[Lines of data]
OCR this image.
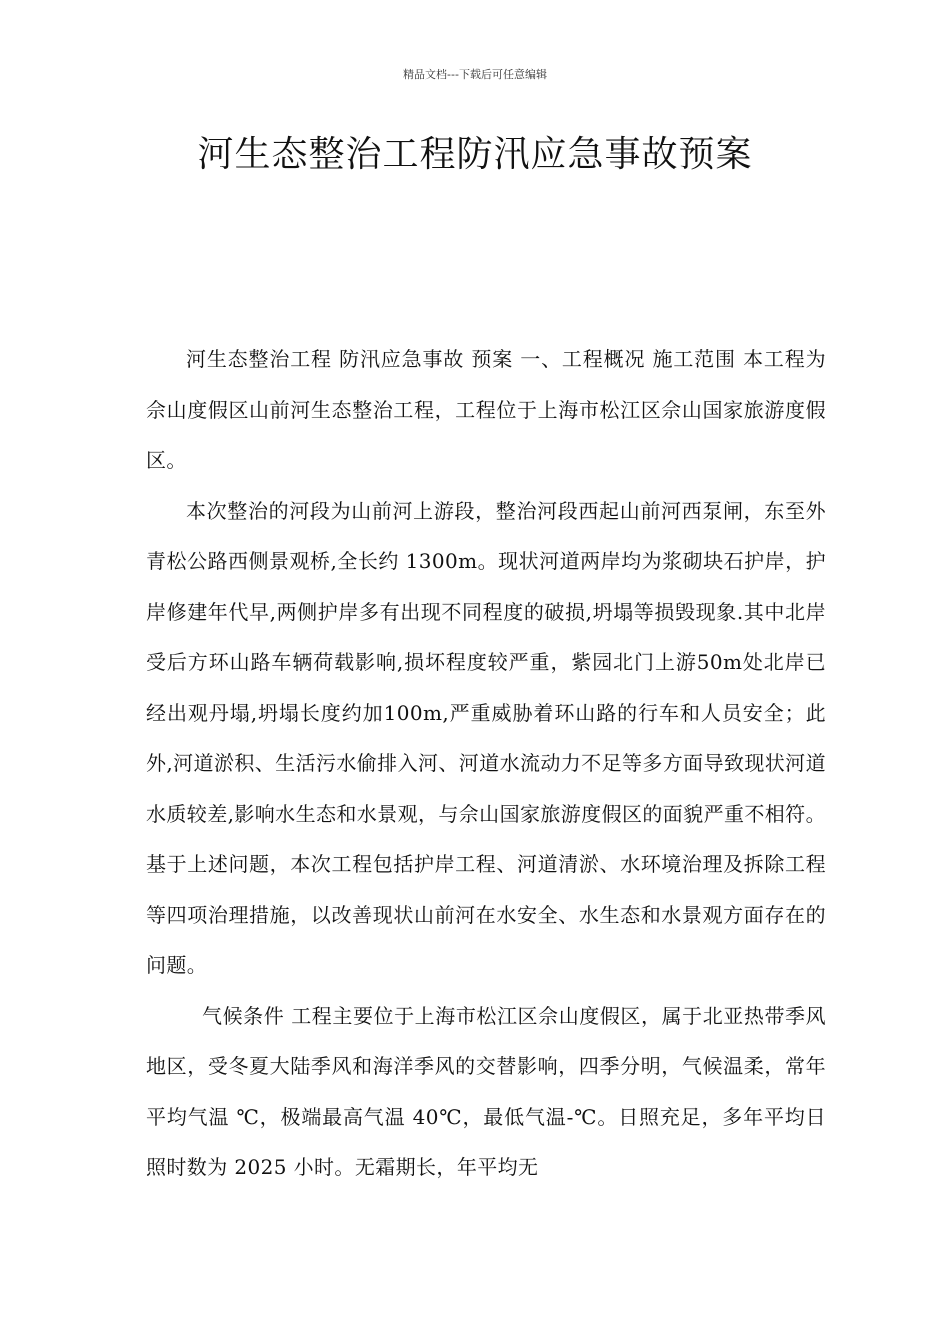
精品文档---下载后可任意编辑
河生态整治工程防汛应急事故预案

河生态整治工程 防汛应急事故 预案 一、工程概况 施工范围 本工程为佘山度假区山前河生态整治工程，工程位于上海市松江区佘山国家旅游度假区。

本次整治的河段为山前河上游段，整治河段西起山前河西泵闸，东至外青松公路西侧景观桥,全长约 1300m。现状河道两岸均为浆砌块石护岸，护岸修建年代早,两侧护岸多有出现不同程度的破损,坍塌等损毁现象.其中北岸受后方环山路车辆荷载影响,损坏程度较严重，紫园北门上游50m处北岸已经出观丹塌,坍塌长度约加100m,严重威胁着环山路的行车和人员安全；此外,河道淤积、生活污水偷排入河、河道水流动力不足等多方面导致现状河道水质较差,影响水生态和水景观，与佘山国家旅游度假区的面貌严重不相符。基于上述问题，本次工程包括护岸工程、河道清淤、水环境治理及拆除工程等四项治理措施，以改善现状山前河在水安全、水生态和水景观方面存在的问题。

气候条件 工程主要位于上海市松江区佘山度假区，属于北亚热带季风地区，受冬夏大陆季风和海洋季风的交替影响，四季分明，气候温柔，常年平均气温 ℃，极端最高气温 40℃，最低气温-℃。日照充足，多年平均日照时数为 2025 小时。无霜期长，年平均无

> _AIM OF THE TASK_
Except for the pictures, print the data above exactly.

> _RESPONSE TO THE EXERCISE_
OCR this image.
精品文档---下载后可任意编辑
河生态整治工程防汛应急事故预案

河生态整治工程 防汛应急事故 预案 一、工程概况 施工范围 本工程为佘山度假区山前河生态整治工程，工程位于上海市松江区佘山国家旅游度假区。

本次整治的河段为山前河上游段，整治河段西起山前河西泵闸，东至外青松公路西侧景观桥,全长约 1300m。现状河道两岸均为浆砌块石护岸，护岸修建年代早,两侧护岸多有出现不同程度的破损,坍塌等损毁现象.其中北岸受后方环山路车辆荷载影响,损坏程度较严重，紫园北门上游50m处北岸已经出观丹塌,坍塌长度约加100m,严重威胁着环山路的行车和人员安全；此外,河道淤积、生活污水偷排入河、河道水流动力不足等多方面导致现状河道水质较差,影响水生态和水景观，与佘山国家旅游度假区的面貌严重不相符。基于上述问题，本次工程包括护岸工程、河道清淤、水环境治理及拆除工程等四项治理措施，以改善现状山前河在水安全、水生态和水景观方面存在的问题。

气候条件 工程主要位于上海市松江区佘山度假区，属于北亚热带季风地区，受冬夏大陆季风和海洋季风的交替影响，四季分明，气候温柔，常年平均气温 ℃，极端最高气温 40℃，最低气温-℃。日照充足，多年平均日照时数为 2025 小时。无霜期长，年平均无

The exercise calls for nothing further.